AIM OF THE TASK: Rewrite the records with every "reference" changed to "ref". Keep everything else the same.

* Begin DATA ENTRIES *

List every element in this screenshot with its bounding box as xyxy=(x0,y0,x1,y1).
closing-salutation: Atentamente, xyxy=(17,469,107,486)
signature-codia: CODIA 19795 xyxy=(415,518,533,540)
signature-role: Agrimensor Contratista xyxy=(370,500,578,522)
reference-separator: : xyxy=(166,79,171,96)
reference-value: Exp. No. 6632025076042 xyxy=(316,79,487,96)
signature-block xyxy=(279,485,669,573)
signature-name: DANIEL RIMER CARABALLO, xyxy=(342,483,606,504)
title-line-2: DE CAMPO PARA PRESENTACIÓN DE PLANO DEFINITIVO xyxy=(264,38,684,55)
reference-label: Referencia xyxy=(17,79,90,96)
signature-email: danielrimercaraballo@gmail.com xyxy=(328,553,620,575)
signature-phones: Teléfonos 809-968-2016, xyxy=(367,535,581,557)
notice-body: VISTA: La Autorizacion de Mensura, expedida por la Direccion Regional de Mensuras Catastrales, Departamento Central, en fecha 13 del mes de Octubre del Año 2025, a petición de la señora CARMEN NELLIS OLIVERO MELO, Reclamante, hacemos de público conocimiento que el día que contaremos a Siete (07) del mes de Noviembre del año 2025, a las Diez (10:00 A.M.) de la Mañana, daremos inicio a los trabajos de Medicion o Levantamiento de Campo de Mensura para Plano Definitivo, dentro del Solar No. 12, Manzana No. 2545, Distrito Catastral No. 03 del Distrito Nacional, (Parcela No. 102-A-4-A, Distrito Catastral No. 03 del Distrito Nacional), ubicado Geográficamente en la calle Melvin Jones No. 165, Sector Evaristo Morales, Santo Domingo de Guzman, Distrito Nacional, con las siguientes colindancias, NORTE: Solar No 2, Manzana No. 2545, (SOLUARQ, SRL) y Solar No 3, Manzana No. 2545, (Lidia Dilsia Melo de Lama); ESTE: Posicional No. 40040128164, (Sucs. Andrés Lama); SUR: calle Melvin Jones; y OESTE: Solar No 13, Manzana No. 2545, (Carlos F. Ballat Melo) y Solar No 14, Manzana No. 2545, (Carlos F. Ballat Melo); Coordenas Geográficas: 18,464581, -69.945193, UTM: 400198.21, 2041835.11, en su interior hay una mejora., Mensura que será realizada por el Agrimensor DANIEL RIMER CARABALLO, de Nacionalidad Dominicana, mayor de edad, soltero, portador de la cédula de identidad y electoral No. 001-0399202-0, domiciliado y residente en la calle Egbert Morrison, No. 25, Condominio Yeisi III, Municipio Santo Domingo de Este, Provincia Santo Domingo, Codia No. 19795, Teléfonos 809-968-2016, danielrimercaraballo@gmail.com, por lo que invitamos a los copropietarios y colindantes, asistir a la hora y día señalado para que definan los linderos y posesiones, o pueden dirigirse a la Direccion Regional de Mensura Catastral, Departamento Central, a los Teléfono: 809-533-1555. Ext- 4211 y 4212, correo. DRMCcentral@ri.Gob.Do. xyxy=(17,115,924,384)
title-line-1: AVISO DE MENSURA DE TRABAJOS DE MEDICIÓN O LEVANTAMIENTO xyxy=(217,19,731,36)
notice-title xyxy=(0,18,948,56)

* End DATA ENTRIES *

SOLUTION TO THIS EXERCISE:
List every element in this screenshot with its bounding box as xyxy=(x0,y0,x1,y1).
closing-salutation: Atentamente, xyxy=(17,469,107,486)
signature-codia: CODIA 19795 xyxy=(415,518,533,540)
signature-role: Agrimensor Contratista xyxy=(370,500,578,522)
ref-separator: : xyxy=(166,79,171,96)
ref-value: Exp. No. 6632025076042 xyxy=(316,79,487,96)
signature-block xyxy=(279,485,669,573)
signature-name: DANIEL RIMER CARABALLO, xyxy=(342,483,606,504)
title-line-2: DE CAMPO PARA PRESENTACIÓN DE PLANO DEFINITIVO xyxy=(264,38,684,55)
ref-label: Referencia xyxy=(17,79,90,96)
signature-email: danielrimercaraballo@gmail.com xyxy=(328,553,620,575)
signature-phones: Teléfonos 809-968-2016, xyxy=(367,535,581,557)
notice-body: VISTA: La Autorizacion de Mensura, expedida por la Direccion Regional de Mensuras Catastrales, Departamento Central, en fecha 13 del mes de Octubre del Año 2025, a petición de la señora CARMEN NELLIS OLIVERO MELO, Reclamante, hacemos de público conocimiento que el día que contaremos a Siete (07) del mes de Noviembre del año 2025, a las Diez (10:00 A.M.) de la Mañana, daremos inicio a los trabajos de Medicion o Levantamiento de Campo de Mensura para Plano Definitivo, dentro del Solar No. 12, Manzana No. 2545, Distrito Catastral No. 03 del Distrito Nacional, (Parcela No. 102-A-4-A, Distrito Catastral No. 03 del Distrito Nacional), ubicado Geográficamente en la calle Melvin Jones No. 165, Sector Evaristo Morales, Santo Domingo de Guzman, Distrito Nacional, con las siguientes colindancias, NORTE: Solar No 2, Manzana No. 2545, (SOLUARQ, SRL) y Solar No 3, Manzana No. 2545, (Lidia Dilsia Melo de Lama); ESTE: Posicional No. 40040128164, (Sucs. Andrés Lama); SUR: calle Melvin Jones; y OESTE: Solar No 13, Manzana No. 2545, (Carlos F. Ballat Melo) y Solar No 14, Manzana No. 2545, (Carlos F. Ballat Melo); Coordenas Geográficas: 18,464581, -69.945193, UTM: 400198.21, 2041835.11, en su interior hay una mejora., Mensura que será realizada por el Agrimensor DANIEL RIMER CARABALLO, de Nacionalidad Dominicana, mayor de edad, soltero, portador de la cédula de identidad y electoral No. 001-0399202-0, domiciliado y residente en la calle Egbert Morrison, No. 25, Condominio Yeisi III, Municipio Santo Domingo de Este, Provincia Santo Domingo, Codia No. 19795, Teléfonos 809-968-2016, danielrimercaraballo@gmail.com, por lo que invitamos a los copropietarios y colindantes, asistir a la hora y día señalado para que definan los linderos y posesiones, o pueden dirigirse a la Direccion Regional de Mensura Catastral, Departamento Central, a los Teléfono: 809-533-1555. Ext- 4211 y 4212, correo. DRMCcentral@ri.Gob.Do. xyxy=(17,115,924,384)
title-line-1: AVISO DE MENSURA DE TRABAJOS DE MEDICIÓN O LEVANTAMIENTO xyxy=(217,19,731,36)
notice-title xyxy=(0,18,948,56)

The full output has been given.